▶ [WHAT TO WORK ON] Return all lines that include the string "good".

▶ [DATASET RECORDS]
## START

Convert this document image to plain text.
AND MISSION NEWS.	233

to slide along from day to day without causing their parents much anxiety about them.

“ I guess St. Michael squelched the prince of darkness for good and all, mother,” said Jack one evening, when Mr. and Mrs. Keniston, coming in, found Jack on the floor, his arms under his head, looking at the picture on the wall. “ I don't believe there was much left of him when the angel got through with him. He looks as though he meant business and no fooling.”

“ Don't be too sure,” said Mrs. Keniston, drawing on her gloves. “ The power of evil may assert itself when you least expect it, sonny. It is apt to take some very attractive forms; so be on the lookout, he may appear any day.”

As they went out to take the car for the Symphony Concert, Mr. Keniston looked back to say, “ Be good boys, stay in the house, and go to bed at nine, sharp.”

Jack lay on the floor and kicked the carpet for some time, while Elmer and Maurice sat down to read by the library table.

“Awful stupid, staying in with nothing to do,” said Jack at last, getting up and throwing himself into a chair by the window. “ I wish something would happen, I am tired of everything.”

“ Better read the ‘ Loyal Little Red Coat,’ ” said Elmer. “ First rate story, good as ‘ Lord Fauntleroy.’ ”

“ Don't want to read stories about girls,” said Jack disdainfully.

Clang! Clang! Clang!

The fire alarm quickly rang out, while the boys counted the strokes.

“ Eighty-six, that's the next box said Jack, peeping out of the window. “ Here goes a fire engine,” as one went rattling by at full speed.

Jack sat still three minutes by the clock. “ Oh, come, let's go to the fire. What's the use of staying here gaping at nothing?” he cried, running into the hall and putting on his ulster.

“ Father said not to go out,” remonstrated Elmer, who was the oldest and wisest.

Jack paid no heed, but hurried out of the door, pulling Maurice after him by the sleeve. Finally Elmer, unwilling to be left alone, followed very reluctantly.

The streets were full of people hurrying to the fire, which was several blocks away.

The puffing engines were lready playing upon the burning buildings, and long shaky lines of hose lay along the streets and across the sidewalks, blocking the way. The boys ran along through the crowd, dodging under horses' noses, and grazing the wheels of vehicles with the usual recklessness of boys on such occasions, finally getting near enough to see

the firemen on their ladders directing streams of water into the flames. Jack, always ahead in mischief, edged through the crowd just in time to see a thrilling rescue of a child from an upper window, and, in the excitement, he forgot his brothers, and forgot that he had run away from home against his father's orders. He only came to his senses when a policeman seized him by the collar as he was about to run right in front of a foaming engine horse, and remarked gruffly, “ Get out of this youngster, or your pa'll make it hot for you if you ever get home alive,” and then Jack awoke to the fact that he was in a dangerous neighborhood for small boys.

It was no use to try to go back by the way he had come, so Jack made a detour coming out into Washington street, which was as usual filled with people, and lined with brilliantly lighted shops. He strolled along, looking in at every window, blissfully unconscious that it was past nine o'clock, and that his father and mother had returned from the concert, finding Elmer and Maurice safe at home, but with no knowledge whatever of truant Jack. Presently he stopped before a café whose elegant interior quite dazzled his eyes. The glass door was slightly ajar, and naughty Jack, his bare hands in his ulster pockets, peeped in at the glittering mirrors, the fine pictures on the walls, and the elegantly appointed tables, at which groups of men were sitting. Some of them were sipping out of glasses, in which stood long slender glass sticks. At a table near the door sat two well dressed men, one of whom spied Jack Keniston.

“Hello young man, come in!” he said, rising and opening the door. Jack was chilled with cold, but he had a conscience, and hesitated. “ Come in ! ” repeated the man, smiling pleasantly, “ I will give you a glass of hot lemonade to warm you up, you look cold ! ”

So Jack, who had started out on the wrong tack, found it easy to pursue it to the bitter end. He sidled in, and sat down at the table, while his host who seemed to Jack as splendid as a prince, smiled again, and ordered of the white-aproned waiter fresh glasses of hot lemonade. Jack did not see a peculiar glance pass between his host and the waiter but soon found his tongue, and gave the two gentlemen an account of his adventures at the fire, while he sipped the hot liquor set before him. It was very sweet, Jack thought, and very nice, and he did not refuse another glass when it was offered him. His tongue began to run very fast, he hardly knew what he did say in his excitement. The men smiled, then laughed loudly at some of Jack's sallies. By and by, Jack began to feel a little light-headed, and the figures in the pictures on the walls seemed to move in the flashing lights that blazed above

## END

▶ [RESULT]
“ I guess St. Michael squelched the prince of darkness for good and all, mother,” said Jack one evening, when Mr. and Mrs. Keniston, coming in, found Jack on the floor, his arms under his head, looking at the picture on the wall. “ I don't believe there was much left of him when the angel got through with him. He looks as though he meant business and no fooling.”
As they went out to take the car for the Symphony Concert, Mr. Keniston looked back to say, “ Be good boys, stay in the house, and go to bed at nine, sharp.”
“ Better read the ‘ Loyal Little Red Coat,’ ” said Elmer. “ First rate story, good as ‘ Lord Fauntleroy.’ ”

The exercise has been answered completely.